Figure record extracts
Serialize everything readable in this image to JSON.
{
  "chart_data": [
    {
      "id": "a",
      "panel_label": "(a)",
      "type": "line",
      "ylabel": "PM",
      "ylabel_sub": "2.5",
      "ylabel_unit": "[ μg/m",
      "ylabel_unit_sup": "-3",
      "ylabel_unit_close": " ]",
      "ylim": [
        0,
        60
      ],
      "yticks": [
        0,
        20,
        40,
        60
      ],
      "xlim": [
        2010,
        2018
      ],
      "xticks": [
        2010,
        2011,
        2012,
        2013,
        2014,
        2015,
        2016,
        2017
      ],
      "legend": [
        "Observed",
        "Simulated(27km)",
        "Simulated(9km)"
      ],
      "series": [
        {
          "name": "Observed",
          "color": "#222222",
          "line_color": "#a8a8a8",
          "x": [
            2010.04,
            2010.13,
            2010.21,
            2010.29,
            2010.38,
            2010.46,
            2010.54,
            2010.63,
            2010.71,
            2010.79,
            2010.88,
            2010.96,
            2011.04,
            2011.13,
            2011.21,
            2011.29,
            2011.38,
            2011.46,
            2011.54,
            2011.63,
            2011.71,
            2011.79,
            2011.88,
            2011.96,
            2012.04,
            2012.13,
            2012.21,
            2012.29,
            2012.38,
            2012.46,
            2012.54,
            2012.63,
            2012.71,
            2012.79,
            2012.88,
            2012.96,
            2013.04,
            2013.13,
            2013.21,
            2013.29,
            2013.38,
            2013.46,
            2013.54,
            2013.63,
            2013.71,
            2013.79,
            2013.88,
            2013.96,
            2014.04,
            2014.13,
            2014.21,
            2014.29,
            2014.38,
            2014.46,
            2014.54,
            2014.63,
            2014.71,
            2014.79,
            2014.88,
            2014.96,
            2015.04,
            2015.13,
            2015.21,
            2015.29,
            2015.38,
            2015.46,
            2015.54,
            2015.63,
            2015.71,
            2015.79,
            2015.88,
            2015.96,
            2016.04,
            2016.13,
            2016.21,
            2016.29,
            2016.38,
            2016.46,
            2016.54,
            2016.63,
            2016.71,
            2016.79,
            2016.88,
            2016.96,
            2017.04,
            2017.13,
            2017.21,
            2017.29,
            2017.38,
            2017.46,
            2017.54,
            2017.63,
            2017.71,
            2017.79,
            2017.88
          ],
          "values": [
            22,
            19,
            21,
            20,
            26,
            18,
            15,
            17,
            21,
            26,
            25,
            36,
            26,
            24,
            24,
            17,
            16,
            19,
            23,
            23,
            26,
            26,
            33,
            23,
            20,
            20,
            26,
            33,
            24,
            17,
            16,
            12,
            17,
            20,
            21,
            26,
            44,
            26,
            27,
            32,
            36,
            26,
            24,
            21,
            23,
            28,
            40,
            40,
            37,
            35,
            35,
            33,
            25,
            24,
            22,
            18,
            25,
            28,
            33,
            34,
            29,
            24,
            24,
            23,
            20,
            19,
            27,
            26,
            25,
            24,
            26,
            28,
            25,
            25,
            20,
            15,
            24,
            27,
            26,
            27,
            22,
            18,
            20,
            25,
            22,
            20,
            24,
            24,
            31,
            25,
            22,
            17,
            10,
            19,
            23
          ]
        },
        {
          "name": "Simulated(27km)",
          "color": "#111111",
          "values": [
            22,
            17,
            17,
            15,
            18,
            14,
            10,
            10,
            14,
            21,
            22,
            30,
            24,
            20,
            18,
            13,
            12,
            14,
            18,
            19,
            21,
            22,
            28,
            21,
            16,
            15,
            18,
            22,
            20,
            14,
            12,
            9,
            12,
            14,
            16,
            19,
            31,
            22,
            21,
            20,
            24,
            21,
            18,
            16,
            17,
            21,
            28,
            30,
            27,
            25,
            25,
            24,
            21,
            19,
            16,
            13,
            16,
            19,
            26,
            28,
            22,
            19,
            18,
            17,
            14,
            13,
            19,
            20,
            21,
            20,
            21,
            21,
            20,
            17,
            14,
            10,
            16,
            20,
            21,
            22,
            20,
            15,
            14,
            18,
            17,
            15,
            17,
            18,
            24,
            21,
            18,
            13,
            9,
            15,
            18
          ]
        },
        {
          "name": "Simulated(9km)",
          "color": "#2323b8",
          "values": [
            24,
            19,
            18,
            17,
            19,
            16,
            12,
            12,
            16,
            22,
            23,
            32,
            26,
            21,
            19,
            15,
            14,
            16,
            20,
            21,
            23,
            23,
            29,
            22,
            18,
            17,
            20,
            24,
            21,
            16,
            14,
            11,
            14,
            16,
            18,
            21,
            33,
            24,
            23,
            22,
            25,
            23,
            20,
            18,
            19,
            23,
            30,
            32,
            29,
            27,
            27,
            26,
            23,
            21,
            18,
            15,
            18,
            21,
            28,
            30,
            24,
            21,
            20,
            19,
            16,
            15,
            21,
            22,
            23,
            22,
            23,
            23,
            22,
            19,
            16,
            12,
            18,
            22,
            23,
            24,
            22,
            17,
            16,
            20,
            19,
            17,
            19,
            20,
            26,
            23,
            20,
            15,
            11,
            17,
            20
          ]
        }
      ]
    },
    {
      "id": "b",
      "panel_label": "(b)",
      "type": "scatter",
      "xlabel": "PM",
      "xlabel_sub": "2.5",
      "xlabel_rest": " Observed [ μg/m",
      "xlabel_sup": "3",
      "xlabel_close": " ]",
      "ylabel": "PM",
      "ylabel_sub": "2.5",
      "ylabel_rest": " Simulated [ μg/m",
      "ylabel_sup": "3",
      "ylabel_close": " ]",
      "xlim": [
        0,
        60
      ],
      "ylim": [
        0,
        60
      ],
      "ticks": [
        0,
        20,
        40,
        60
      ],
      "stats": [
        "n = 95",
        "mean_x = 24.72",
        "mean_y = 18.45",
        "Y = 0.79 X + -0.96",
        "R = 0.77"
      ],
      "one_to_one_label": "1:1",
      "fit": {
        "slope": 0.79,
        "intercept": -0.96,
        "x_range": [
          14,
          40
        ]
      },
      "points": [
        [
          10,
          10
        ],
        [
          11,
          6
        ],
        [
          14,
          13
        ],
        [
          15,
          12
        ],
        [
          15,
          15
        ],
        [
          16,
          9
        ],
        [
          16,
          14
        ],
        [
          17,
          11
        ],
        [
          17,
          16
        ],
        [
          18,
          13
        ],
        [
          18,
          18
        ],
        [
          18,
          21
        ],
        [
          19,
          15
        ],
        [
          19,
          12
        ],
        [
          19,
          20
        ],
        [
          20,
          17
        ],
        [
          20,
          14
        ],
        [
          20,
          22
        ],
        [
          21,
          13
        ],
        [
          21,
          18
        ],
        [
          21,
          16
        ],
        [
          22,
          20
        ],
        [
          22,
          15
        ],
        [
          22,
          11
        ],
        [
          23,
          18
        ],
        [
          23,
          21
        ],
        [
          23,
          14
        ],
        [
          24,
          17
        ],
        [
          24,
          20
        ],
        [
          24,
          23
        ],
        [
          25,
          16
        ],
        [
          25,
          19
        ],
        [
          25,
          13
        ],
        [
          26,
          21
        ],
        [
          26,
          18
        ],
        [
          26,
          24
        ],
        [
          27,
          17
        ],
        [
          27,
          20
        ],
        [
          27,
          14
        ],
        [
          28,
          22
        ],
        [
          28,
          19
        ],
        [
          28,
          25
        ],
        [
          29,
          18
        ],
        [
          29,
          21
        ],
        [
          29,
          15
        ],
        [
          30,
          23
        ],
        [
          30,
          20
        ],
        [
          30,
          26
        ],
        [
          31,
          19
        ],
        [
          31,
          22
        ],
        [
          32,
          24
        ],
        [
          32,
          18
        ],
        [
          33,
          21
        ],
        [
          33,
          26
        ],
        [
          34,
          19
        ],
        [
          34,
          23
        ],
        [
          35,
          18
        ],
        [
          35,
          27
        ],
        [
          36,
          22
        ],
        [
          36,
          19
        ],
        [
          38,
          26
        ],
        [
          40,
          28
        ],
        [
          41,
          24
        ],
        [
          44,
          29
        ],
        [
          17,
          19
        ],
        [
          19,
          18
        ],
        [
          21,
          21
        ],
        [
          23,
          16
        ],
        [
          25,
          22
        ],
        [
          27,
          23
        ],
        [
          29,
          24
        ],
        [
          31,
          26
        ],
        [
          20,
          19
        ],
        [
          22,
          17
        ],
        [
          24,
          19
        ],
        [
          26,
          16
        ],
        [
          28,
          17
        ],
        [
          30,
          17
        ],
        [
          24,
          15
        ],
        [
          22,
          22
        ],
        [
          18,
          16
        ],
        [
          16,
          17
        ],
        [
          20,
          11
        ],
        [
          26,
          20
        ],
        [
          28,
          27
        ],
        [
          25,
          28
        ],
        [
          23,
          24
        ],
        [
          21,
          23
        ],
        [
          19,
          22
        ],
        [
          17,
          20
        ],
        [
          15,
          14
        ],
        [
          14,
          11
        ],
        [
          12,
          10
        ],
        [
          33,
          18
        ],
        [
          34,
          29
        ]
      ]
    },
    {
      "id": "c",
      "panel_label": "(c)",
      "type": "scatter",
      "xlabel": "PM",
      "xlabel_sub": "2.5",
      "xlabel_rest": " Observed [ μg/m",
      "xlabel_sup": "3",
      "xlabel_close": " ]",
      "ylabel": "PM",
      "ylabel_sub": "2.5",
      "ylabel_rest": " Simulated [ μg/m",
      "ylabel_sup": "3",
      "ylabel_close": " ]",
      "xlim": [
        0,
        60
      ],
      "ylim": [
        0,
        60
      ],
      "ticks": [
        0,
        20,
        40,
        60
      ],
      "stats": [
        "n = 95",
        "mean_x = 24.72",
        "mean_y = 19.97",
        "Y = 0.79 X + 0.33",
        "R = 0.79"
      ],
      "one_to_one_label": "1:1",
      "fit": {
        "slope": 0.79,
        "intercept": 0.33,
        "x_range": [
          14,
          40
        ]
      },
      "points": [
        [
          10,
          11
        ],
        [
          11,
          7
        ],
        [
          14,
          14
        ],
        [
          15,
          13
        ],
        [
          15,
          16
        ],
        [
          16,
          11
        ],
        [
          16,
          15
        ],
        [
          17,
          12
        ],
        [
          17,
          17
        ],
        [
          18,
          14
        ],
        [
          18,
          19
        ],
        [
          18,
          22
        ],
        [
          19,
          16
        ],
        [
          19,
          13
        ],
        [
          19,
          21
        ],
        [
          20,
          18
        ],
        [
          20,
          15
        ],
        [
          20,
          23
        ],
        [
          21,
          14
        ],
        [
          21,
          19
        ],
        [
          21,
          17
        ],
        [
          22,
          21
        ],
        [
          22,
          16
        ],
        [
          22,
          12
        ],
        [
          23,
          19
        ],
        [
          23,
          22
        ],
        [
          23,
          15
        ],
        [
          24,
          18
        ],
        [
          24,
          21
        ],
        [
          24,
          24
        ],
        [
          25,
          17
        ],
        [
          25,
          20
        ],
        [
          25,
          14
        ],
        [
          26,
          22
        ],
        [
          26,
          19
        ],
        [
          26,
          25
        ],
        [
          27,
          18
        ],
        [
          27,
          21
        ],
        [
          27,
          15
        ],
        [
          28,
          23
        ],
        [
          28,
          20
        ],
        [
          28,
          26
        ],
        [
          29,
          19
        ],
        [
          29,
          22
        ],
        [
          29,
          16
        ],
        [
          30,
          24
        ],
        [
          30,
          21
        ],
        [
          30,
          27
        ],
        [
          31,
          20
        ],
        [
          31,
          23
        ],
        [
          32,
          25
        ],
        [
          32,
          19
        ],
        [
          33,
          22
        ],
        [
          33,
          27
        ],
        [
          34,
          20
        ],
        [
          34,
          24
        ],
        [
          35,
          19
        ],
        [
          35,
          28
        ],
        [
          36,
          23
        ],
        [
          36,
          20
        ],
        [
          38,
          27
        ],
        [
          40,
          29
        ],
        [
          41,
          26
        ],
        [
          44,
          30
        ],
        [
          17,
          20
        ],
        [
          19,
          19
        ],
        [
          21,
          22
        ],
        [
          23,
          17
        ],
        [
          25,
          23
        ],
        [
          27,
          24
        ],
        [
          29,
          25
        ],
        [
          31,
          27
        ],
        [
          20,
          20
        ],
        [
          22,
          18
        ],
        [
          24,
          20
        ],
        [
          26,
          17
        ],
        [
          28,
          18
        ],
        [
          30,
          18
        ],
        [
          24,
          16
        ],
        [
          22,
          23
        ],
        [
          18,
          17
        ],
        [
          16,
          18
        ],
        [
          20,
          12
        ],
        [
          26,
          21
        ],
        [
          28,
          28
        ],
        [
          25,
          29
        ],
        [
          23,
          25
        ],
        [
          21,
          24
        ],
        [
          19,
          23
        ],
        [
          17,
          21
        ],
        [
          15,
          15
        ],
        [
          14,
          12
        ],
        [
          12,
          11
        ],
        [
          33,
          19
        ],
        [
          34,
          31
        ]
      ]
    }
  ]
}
--
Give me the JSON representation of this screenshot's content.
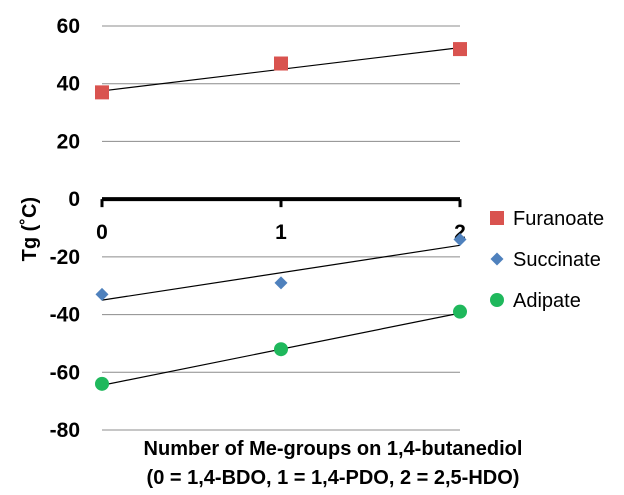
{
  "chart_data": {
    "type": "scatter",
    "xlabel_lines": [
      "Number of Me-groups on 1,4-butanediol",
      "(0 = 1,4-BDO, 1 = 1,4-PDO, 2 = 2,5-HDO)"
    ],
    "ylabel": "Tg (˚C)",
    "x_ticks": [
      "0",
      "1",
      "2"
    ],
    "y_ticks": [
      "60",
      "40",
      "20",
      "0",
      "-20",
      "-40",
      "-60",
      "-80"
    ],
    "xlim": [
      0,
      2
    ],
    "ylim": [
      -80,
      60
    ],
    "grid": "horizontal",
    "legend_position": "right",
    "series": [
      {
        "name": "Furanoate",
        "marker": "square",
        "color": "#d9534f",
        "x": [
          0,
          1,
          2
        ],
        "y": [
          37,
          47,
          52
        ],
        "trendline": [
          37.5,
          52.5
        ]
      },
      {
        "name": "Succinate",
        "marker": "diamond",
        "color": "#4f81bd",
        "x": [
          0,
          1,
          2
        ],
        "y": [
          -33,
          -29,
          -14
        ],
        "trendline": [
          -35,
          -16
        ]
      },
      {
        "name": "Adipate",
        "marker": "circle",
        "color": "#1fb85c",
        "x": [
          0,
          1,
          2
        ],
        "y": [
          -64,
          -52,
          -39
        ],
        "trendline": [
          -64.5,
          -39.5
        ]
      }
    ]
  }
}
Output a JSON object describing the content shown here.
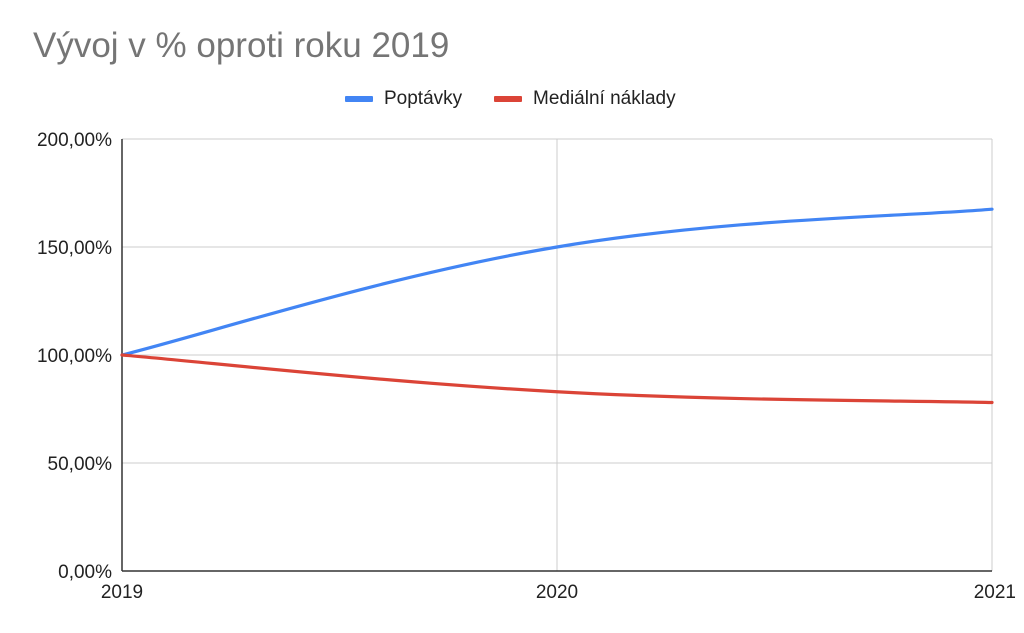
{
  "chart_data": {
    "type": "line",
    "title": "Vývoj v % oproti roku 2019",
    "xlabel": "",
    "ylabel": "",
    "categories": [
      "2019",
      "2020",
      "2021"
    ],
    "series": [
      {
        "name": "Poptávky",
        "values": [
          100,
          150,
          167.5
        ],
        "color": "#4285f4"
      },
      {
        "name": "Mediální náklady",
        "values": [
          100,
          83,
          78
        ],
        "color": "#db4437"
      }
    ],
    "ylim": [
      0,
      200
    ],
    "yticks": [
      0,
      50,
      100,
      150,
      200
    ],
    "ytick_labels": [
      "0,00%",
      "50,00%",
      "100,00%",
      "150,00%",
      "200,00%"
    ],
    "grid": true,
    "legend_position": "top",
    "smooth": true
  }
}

- WRITTEN EXERCISE
Your task is to collect every line above that contains the word "Observed".

- COMPLETE RESPONSE
        "Observed",
          "name": "Observed",
      "xlabel_rest": " Observed [ μg/m",
      "xlabel_rest": " Observed [ μg/m",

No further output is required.